EXERCISE GOAL -
Which lines below include the string "healthy"? Please show each one.

Dataset listings of figures:
• • • • •

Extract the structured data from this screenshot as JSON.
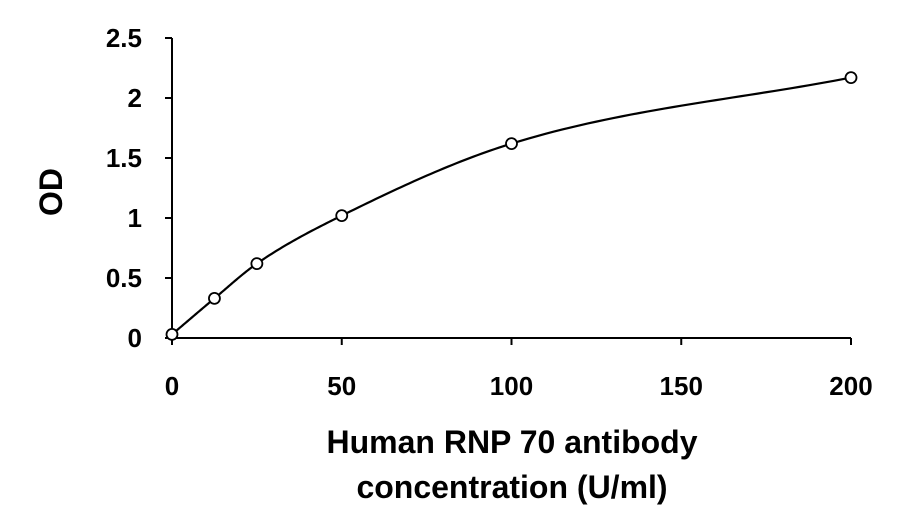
{
  "chart_data": {
    "type": "scatter",
    "title": "",
    "xlabel_lines": [
      "Human RNP 70 antibody",
      "concentration (U/ml)"
    ],
    "ylabel": "OD",
    "xlim": [
      0,
      200
    ],
    "ylim": [
      0,
      2.5
    ],
    "x_ticks": [
      0,
      50,
      100,
      150,
      200
    ],
    "x_tick_labels": [
      "0",
      "50",
      "100",
      "150",
      "200"
    ],
    "y_ticks": [
      0,
      0.5,
      1,
      1.5,
      2,
      2.5
    ],
    "y_tick_labels": [
      "0",
      "0.5",
      "1",
      "1.5",
      "2",
      "2.5"
    ],
    "grid": false,
    "legend": "none",
    "series": [
      {
        "style": "open-circle-markers-with-smooth-fit-curve",
        "x": [
          0,
          12.5,
          25,
          50,
          100,
          200
        ],
        "y": [
          0.03,
          0.33,
          0.62,
          1.02,
          1.62,
          2.17
        ]
      }
    ],
    "colors": {
      "marker_edge": "#000000",
      "marker_fill": "#ffffff",
      "line": "#000000"
    }
  }
}
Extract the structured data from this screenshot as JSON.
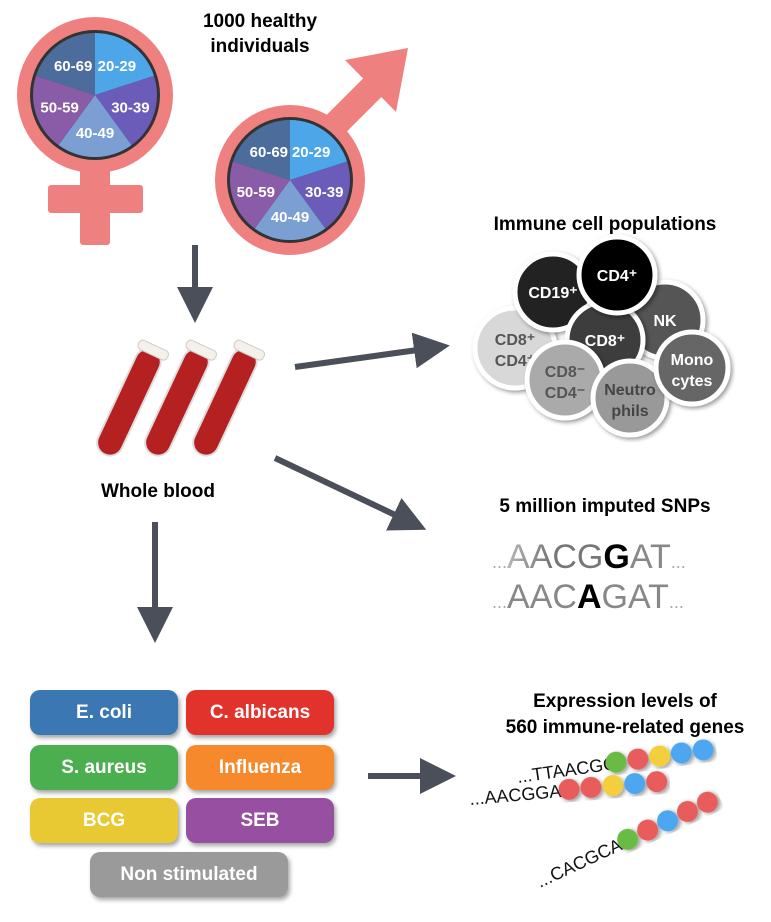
{
  "title": "1000 healthy individuals",
  "title_line1": "1000 healthy",
  "title_line2": "individuals",
  "age_groups": [
    {
      "label": "20-29",
      "color": "#4da6e8"
    },
    {
      "label": "30-39",
      "color": "#6a5cb8"
    },
    {
      "label": "40-49",
      "color": "#7b9fd3"
    },
    {
      "label": "50-59",
      "color": "#8a5ba6"
    },
    {
      "label": "60-69",
      "color": "#4c6d9c"
    }
  ],
  "symbol_color": "#ef8080",
  "blood_label": "Whole blood",
  "cells": {
    "title": "Immune cell populations",
    "items": [
      {
        "l1": "CD8⁺",
        "l2": "CD4⁺",
        "color": "#d8d8d8",
        "text": "#555"
      },
      {
        "l1": "CD19⁺",
        "l2": "",
        "color": "#222",
        "text": "#fff"
      },
      {
        "l1": "NK",
        "l2": "",
        "color": "#555",
        "text": "#fff"
      },
      {
        "l1": "CD8⁺",
        "l2": "",
        "color": "#3c3c3c",
        "text": "#fff"
      },
      {
        "l1": "CD4⁺",
        "l2": "",
        "color": "#000",
        "text": "#fff"
      },
      {
        "l1": "CD8⁻",
        "l2": "CD4⁻",
        "color": "#aaa",
        "text": "#555"
      },
      {
        "l1": "Neutro",
        "l2": "phils",
        "color": "#999",
        "text": "#444"
      },
      {
        "l1": "Mono",
        "l2": "cytes",
        "color": "#666",
        "text": "#fff"
      }
    ]
  },
  "snps": {
    "title": "5 million imputed SNPs",
    "seq1": {
      "pre": "AACG",
      "alt": "G",
      "post": "AT"
    },
    "seq2": {
      "pre": "AAC",
      "alt": "A",
      "post": "GAT"
    },
    "dots": "..."
  },
  "stimuli": [
    {
      "label": "E. coli",
      "color": "#3a77b3"
    },
    {
      "label": "C. albicans",
      "color": "#e2322c"
    },
    {
      "label": "S. aureus",
      "color": "#4bae4f"
    },
    {
      "label": "Influenza",
      "color": "#f5892c"
    },
    {
      "label": "BCG",
      "color": "#e8c933"
    },
    {
      "label": "SEB",
      "color": "#974fa2"
    },
    {
      "label": "Non stimulated",
      "color": "#9a9a9a"
    }
  ],
  "expression": {
    "title1": "Expression levels of",
    "title2": "560 immune-related genes",
    "seqs": [
      {
        "text": "...TTAACGG",
        "beads": [
          "#6bbb44",
          "#e85c5c",
          "#f3cf3c",
          "#4da6f0",
          "#4da6f0"
        ]
      },
      {
        "text": "...AACGGAT",
        "beads": [
          "#e85c5c",
          "#e85c5c",
          "#f3cf3c",
          "#4da6f0",
          "#e85c5c"
        ]
      },
      {
        "text": "...CACGCAA",
        "beads": [
          "#6bbb44",
          "#e85c5c",
          "#4da6f0",
          "#e85c5c",
          "#e85c5c"
        ]
      }
    ]
  }
}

• • • • •

EXERCISE RESULT -
  "title": "1000 healthy individuals",
  "title_line1": "1000 healthy",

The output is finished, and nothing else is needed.